━━━ Recorded information

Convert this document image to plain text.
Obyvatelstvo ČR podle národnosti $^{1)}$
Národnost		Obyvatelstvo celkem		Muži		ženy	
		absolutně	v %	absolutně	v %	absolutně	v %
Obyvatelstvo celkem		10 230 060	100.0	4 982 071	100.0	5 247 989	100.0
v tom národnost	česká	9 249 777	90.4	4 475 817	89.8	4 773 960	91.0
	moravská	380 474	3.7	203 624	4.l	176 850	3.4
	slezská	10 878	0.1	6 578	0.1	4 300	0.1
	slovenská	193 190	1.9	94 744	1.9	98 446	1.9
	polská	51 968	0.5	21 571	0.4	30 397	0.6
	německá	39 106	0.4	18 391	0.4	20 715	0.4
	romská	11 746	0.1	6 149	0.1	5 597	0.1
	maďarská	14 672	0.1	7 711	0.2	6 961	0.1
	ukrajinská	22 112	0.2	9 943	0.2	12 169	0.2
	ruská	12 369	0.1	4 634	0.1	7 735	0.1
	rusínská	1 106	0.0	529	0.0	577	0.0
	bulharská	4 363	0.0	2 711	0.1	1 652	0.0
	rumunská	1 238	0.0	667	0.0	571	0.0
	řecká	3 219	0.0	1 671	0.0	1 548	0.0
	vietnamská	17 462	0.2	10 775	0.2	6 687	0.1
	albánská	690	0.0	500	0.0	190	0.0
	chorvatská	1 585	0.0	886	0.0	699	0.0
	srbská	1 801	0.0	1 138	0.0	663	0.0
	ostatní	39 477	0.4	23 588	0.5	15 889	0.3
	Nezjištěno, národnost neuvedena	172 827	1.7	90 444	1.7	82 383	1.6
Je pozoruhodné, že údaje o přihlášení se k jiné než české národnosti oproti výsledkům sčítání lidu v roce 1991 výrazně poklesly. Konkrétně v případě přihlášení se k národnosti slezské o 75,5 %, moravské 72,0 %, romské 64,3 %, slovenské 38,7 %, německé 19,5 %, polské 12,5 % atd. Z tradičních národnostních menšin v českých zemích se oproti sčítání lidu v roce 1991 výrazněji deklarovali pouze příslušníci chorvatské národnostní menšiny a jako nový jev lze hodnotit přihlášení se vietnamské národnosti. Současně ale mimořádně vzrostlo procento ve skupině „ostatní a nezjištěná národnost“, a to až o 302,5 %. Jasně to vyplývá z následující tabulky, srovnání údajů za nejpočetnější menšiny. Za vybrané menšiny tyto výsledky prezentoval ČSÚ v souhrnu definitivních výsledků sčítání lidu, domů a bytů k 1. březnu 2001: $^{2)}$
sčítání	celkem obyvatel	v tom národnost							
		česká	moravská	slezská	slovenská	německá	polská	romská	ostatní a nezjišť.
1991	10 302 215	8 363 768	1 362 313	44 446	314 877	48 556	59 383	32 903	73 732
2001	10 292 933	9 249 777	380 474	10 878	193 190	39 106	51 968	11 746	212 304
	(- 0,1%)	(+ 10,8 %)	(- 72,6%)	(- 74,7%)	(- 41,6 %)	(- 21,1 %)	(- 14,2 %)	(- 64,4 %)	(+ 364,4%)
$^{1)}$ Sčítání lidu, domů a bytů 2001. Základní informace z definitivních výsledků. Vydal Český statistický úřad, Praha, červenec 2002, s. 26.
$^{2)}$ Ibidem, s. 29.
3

━━━━━━

▶ _Prompt_
Which lines hold the string "národnosti"? List them all.

▶ _Response below_
Obyvatelstvo ČR podle národnosti $^{1)}$
Je pozoruhodné, že údaje o přihlášení se k jiné než české národnosti oproti výsledkům sčítání lidu v roce 1991 výrazně poklesly. Konkrétně v případě přihlášení se k národnosti slezské o 75,5 %, moravské 72,0 %, romské 64,3 %, slovenské 38,7 %, německé 19,5 %, polské 12,5 % atd. Z tradičních národnostních menšin v českých zemích se oproti sčítání lidu v roce 1991 výrazněji deklarovali pouze příslušníci chorvatské národnostní menšiny a jako nový jev lze hodnotit přihlášení se vietnamské národnosti. Současně ale mimořádně vzrostlo procento ve skupině „ostatní a nezjištěná národnost“, a to až o 302,5 %. Jasně to vyplývá z následující tabulky, srovnání údajů za nejpočetnější menšiny. Za vybrané menšiny tyto výsledky prezentoval ČSÚ v souhrnu definitivních výsledků sčítání lidu, domů a bytů k 1. březnu 2001: $^{2)}$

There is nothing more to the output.